● Material
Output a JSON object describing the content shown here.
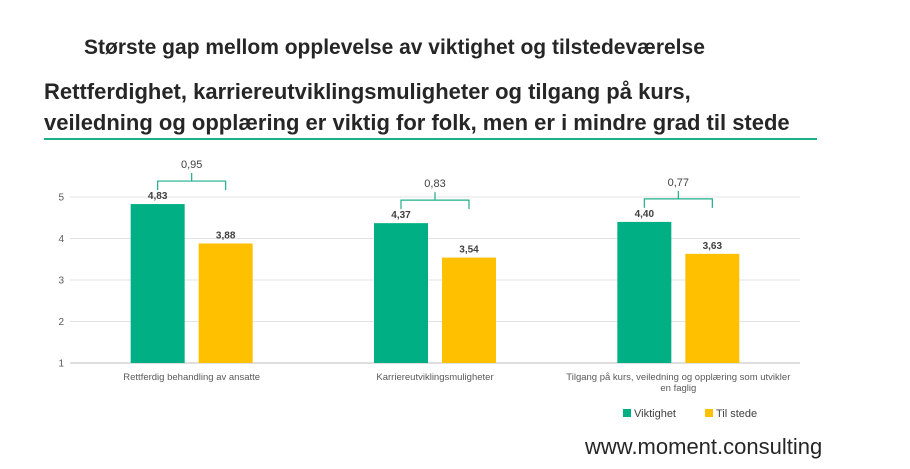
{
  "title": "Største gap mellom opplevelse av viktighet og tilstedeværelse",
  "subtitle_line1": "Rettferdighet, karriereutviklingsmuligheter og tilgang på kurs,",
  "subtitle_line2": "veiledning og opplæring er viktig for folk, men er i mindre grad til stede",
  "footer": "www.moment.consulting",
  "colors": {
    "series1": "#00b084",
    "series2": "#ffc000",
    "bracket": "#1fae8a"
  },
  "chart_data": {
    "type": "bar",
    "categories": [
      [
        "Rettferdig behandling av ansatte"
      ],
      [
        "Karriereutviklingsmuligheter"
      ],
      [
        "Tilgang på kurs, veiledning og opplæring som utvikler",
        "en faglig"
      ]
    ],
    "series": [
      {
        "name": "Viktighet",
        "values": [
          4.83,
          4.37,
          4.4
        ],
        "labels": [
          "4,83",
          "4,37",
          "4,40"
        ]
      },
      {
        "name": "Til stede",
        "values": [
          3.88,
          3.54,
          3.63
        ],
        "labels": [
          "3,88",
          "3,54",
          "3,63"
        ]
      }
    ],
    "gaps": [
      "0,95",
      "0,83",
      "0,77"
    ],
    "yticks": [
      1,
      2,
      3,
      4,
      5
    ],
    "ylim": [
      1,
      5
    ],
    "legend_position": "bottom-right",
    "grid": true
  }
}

● Exercise
Go back to the records above and write them out exactly, without the pictures.

● Task output
Output a JSON object describing the content shown here.
{
  "title": "Største gap mellom opplevelse av viktighet og tilstedeværelse",
  "subtitle_line1": "Rettferdighet, karriereutviklingsmuligheter og tilgang på kurs,",
  "subtitle_line2": "veiledning og opplæring er viktig for folk, men er i mindre grad til stede",
  "footer": "www.moment.consulting",
  "colors": {
    "series1": "#00b084",
    "series2": "#ffc000",
    "bracket": "#1fae8a"
  },
  "chart_data": {
    "type": "bar",
    "categories": [
      [
        "Rettferdig behandling av ansatte"
      ],
      [
        "Karriereutviklingsmuligheter"
      ],
      [
        "Tilgang på kurs, veiledning og opplæring som utvikler",
        "en faglig"
      ]
    ],
    "series": [
      {
        "name": "Viktighet",
        "values": [
          4.83,
          4.37,
          4.4
        ],
        "labels": [
          "4,83",
          "4,37",
          "4,40"
        ]
      },
      {
        "name": "Til stede",
        "values": [
          3.88,
          3.54,
          3.63
        ],
        "labels": [
          "3,88",
          "3,54",
          "3,63"
        ]
      }
    ],
    "gaps": [
      "0,95",
      "0,83",
      "0,77"
    ],
    "yticks": [
      1,
      2,
      3,
      4,
      5
    ],
    "ylim": [
      1,
      5
    ],
    "legend_position": "bottom-right",
    "grid": true
  }
}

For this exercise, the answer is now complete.